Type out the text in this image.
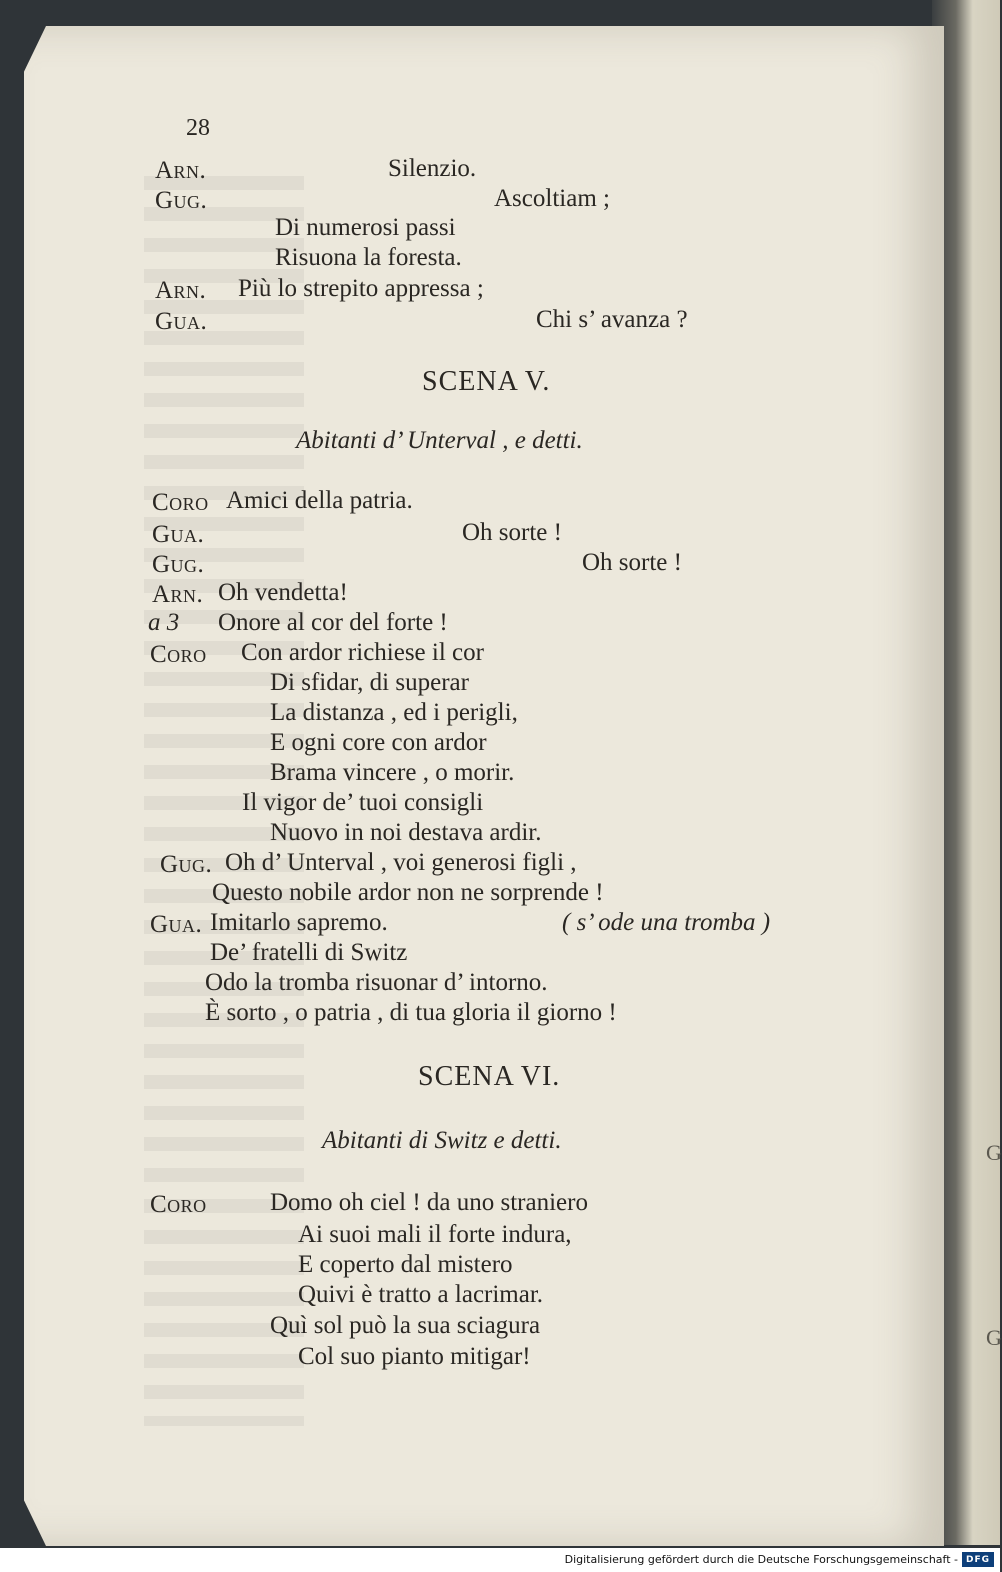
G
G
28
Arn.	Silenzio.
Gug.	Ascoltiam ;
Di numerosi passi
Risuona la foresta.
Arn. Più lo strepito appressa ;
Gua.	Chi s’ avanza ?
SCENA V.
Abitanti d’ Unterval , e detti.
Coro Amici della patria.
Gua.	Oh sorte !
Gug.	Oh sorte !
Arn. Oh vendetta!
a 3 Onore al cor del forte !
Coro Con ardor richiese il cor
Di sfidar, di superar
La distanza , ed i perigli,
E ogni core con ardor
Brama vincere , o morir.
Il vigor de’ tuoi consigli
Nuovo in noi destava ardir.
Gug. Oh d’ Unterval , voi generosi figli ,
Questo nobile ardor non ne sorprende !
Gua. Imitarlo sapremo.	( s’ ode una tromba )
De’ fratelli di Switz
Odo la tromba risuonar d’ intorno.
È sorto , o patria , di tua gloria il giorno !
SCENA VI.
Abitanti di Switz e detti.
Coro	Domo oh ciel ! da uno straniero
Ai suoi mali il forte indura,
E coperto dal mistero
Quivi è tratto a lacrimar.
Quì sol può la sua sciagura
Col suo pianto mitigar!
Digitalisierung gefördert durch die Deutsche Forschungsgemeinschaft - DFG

* Exercise task:
Copy, from the material above, each line in which the string "detti" occurs.

* Answer to this exercise:
Abitanti d’ Unterval , e detti.
Abitanti di Switz e detti.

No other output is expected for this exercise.